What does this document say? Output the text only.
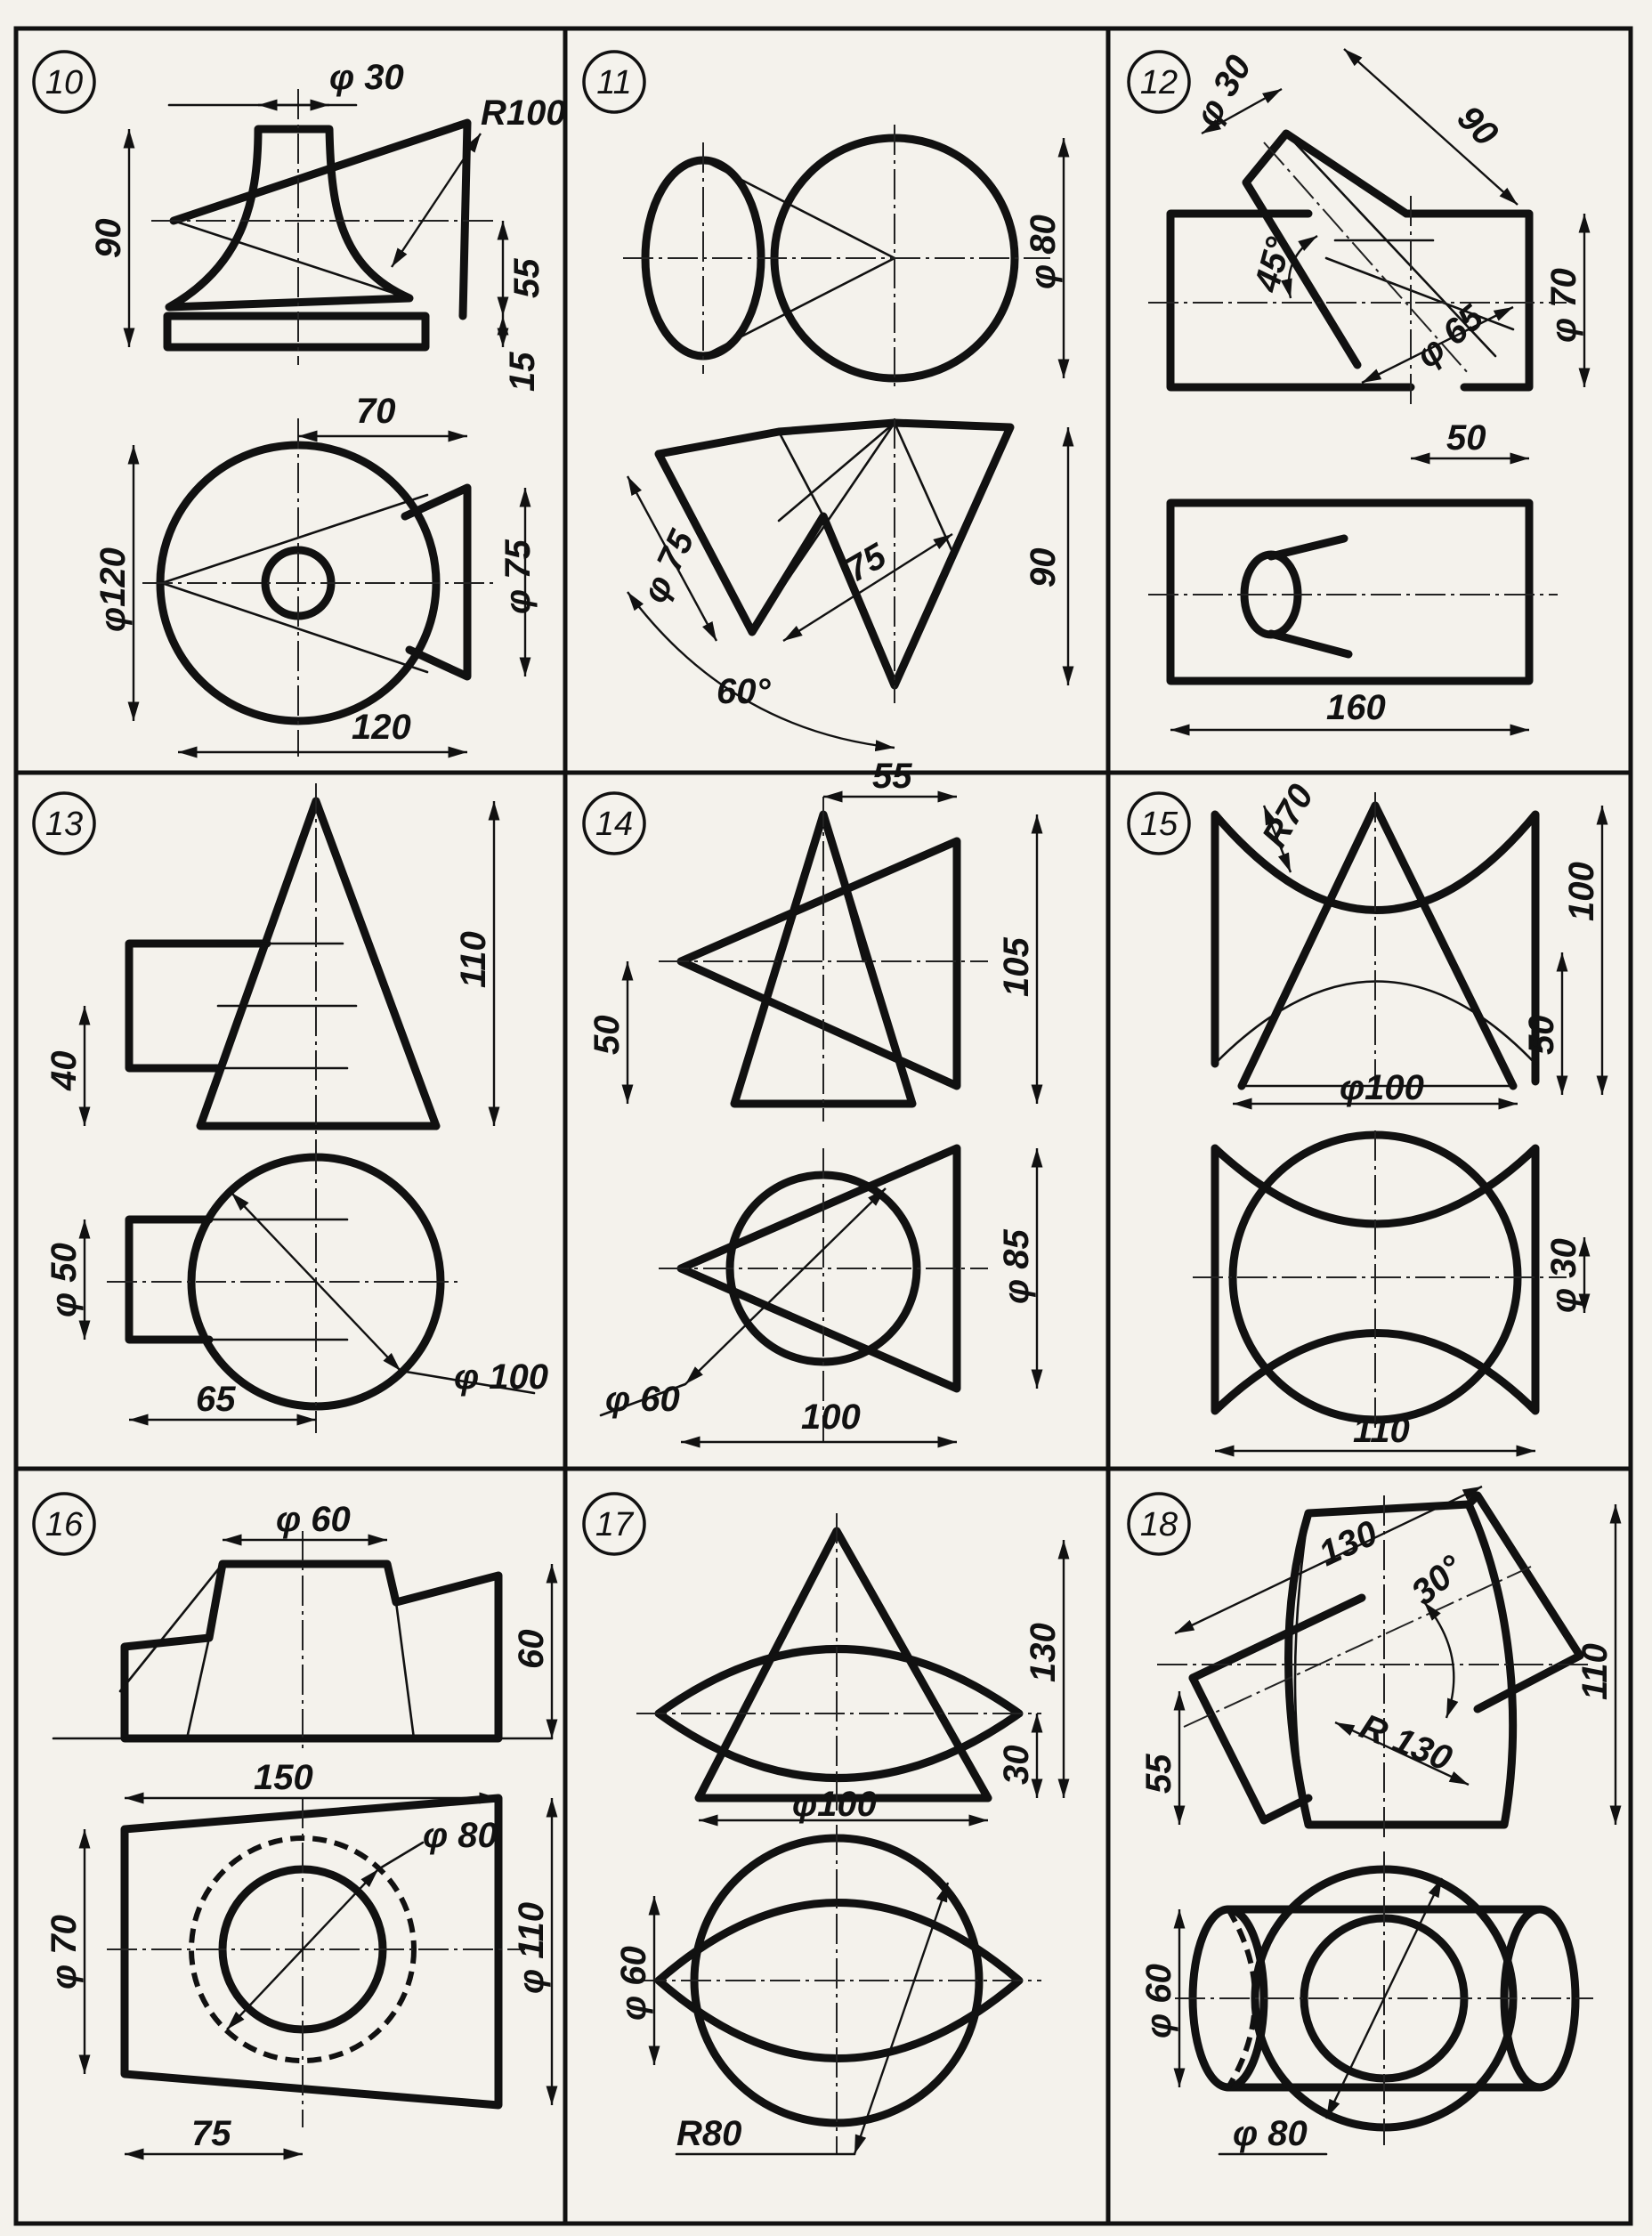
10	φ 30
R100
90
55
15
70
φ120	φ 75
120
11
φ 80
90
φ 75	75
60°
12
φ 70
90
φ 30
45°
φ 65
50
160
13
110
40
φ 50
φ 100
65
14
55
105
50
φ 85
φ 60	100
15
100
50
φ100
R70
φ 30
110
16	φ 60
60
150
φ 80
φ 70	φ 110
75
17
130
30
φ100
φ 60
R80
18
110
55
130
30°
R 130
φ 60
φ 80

◆ ◆ ◆ ◆

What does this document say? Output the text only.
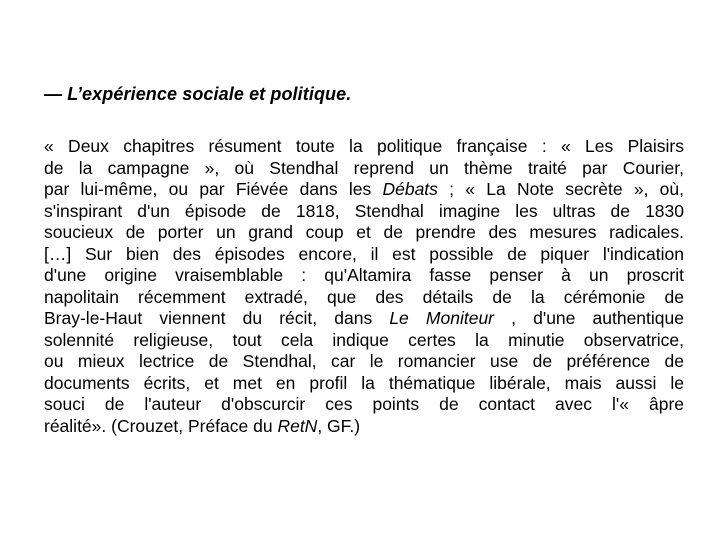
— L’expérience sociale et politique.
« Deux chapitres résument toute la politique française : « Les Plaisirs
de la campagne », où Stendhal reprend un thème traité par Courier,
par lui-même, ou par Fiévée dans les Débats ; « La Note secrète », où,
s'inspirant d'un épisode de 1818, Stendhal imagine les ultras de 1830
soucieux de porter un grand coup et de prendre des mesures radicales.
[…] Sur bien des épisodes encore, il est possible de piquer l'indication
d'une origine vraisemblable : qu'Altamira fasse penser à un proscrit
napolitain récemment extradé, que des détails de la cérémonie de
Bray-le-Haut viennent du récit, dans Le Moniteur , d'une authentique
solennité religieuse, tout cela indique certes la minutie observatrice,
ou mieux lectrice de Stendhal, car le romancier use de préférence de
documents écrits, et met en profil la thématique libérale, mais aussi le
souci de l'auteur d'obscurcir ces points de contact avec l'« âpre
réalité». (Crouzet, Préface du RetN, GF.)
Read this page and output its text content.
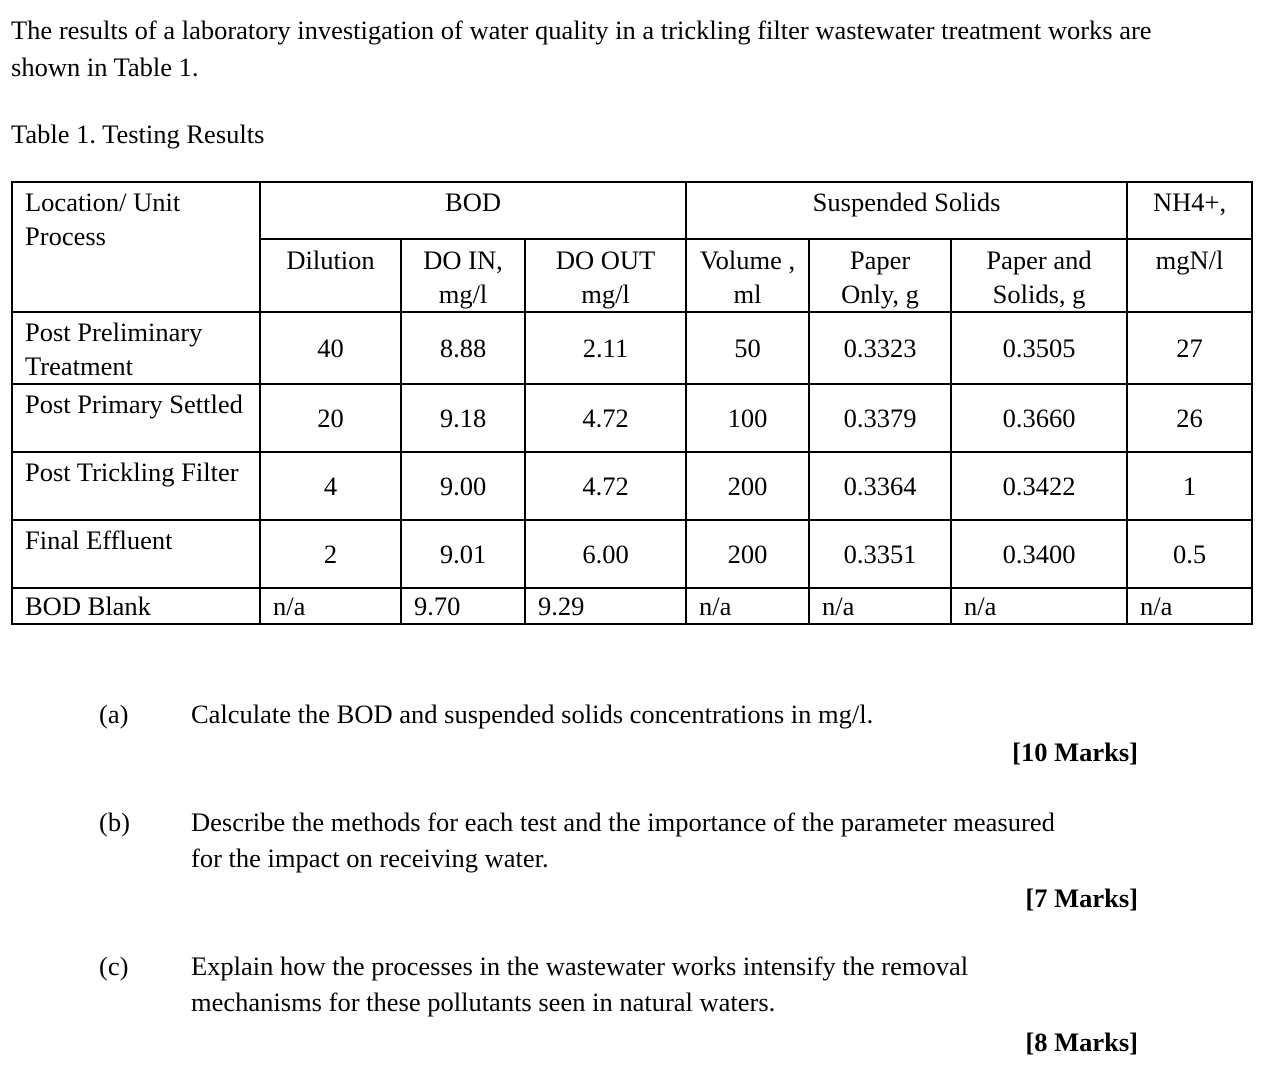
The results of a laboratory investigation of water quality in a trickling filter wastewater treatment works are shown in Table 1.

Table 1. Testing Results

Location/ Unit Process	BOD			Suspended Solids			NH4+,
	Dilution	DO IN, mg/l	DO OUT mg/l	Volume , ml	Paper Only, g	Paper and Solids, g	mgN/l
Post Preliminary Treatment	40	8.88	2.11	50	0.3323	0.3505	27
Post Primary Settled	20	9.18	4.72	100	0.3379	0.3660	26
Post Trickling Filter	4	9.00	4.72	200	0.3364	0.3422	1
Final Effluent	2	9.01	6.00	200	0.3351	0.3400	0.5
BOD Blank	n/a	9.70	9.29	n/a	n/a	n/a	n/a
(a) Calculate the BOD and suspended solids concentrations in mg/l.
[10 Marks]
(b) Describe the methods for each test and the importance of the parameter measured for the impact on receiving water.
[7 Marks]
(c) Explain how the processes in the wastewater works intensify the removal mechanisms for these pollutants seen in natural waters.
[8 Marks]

◆ ◆ ◆ ◆

▶ [CHALLENGE] Scan the data above and copy every line with "works" in it.

▶ [ANSWER TO THE EXERCISE]
The results of a laboratory investigation of water quality in a trickling filter wastewater treatment works are shown in Table 1.
(c) Explain how the processes in the wastewater works intensify the removal mechanisms for these pollutants seen in natural waters.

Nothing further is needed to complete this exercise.